Stated exercise -> Leave out the pictures and transcribe the rest of the records exactly.

-- begin Data listing --

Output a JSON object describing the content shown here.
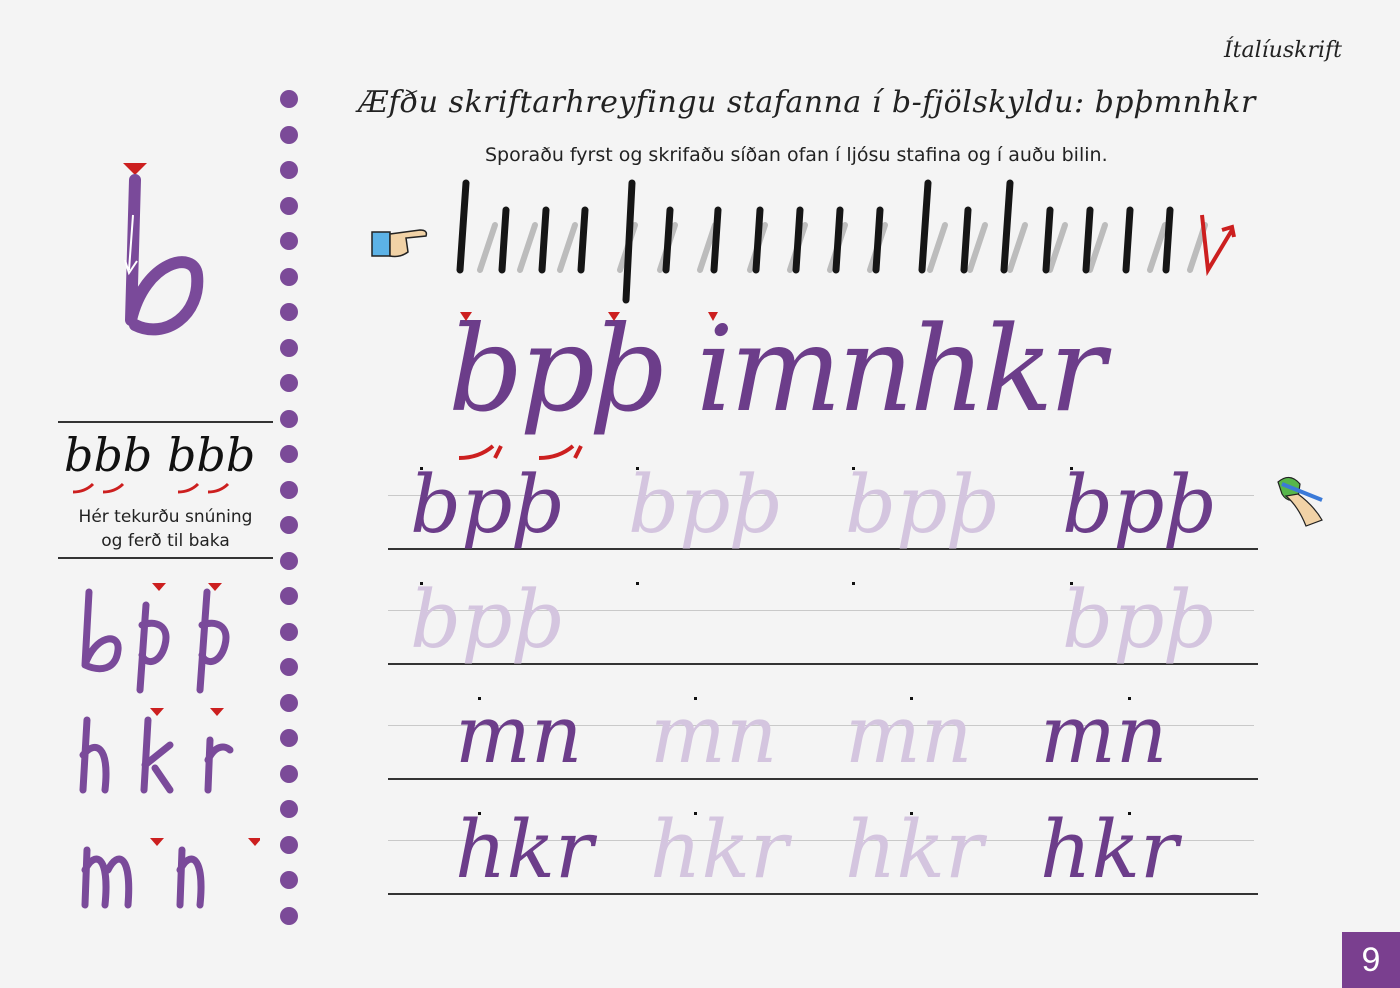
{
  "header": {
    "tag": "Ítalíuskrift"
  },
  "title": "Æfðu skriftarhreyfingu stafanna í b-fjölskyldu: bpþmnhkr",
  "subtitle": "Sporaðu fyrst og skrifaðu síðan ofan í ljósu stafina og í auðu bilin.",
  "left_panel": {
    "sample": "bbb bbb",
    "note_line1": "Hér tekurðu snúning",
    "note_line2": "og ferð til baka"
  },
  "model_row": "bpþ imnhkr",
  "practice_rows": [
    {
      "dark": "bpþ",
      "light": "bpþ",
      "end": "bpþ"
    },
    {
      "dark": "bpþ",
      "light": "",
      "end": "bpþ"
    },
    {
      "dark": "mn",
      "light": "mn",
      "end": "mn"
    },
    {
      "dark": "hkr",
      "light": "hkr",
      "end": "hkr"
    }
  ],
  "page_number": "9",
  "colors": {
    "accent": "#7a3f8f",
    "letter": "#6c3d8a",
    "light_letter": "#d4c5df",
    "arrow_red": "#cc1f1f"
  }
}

-- end Data listing --

Expected answer ->
Output a JSON object describing the content shown here.
{
  "header": {
    "tag": "Ítalíuskrift"
  },
  "title": "Æfðu skriftarhreyfingu stafanna í b-fjölskyldu: bpþmnhkr",
  "subtitle": "Sporaðu fyrst og skrifaðu síðan ofan í ljósu stafina og í auðu bilin.",
  "left_panel": {
    "sample": "bbb bbb",
    "note_line1": "Hér tekurðu snúning",
    "note_line2": "og ferð til baka"
  },
  "model_row": "bpþ imnhkr",
  "practice_rows": [
    {
      "dark": "bpþ",
      "light": "bpþ",
      "end": "bpþ"
    },
    {
      "dark": "bpþ",
      "light": "",
      "end": "bpþ"
    },
    {
      "dark": "mn",
      "light": "mn",
      "end": "mn"
    },
    {
      "dark": "hkr",
      "light": "hkr",
      "end": "hkr"
    }
  ],
  "page_number": "9",
  "colors": {
    "accent": "#7a3f8f",
    "letter": "#6c3d8a",
    "light_letter": "#d4c5df",
    "arrow_red": "#cc1f1f"
  }
}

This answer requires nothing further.